## THE EXERCISE
Beneath this task is a listing; retype all of it exactly.
* START TASK INPUTS *
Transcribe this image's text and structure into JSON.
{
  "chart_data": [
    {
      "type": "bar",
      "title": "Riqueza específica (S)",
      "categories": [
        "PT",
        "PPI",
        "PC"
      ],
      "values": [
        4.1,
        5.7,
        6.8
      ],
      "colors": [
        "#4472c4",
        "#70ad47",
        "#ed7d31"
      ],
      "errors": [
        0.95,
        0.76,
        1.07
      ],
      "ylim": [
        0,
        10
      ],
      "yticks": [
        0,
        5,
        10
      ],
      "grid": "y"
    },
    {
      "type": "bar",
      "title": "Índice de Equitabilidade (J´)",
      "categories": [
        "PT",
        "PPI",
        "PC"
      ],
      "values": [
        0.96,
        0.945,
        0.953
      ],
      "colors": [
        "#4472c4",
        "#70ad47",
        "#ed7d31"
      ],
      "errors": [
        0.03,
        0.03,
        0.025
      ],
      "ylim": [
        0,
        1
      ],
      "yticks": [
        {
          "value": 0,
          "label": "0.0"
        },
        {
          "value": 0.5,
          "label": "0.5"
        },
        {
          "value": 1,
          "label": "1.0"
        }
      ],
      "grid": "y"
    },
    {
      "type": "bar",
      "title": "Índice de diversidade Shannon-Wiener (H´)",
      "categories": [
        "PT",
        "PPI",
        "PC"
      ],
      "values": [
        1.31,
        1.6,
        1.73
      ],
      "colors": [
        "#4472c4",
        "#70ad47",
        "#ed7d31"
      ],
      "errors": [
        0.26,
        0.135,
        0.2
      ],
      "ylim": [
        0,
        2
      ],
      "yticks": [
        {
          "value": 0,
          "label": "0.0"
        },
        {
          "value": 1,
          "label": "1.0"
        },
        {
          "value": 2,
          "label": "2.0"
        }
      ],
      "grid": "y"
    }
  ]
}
* END TASK INPUTS *
## ANSWER TO THE EXERCISE
Transcribe this image's text and structure into JSON.
{
  "chart_data": [
    {
      "type": "bar",
      "title": "Riqueza específica (S)",
      "categories": [
        "PT",
        "PPI",
        "PC"
      ],
      "values": [
        4.1,
        5.7,
        6.8
      ],
      "colors": [
        "#4472c4",
        "#70ad47",
        "#ed7d31"
      ],
      "errors": [
        0.95,
        0.76,
        1.07
      ],
      "ylim": [
        0,
        10
      ],
      "yticks": [
        0,
        5,
        10
      ],
      "grid": "y"
    },
    {
      "type": "bar",
      "title": "Índice de Equitabilidade (J´)",
      "categories": [
        "PT",
        "PPI",
        "PC"
      ],
      "values": [
        0.96,
        0.945,
        0.953
      ],
      "colors": [
        "#4472c4",
        "#70ad47",
        "#ed7d31"
      ],
      "errors": [
        0.03,
        0.03,
        0.025
      ],
      "ylim": [
        0,
        1
      ],
      "yticks": [
        {
          "value": 0,
          "label": "0.0"
        },
        {
          "value": 0.5,
          "label": "0.5"
        },
        {
          "value": 1,
          "label": "1.0"
        }
      ],
      "grid": "y"
    },
    {
      "type": "bar",
      "title": "Índice de diversidade Shannon-Wiener (H´)",
      "categories": [
        "PT",
        "PPI",
        "PC"
      ],
      "values": [
        1.31,
        1.6,
        1.73
      ],
      "colors": [
        "#4472c4",
        "#70ad47",
        "#ed7d31"
      ],
      "errors": [
        0.26,
        0.135,
        0.2
      ],
      "ylim": [
        0,
        2
      ],
      "yticks": [
        {
          "value": 0,
          "label": "0.0"
        },
        {
          "value": 1,
          "label": "1.0"
        },
        {
          "value": 2,
          "label": "2.0"
        }
      ],
      "grid": "y"
    }
  ]
}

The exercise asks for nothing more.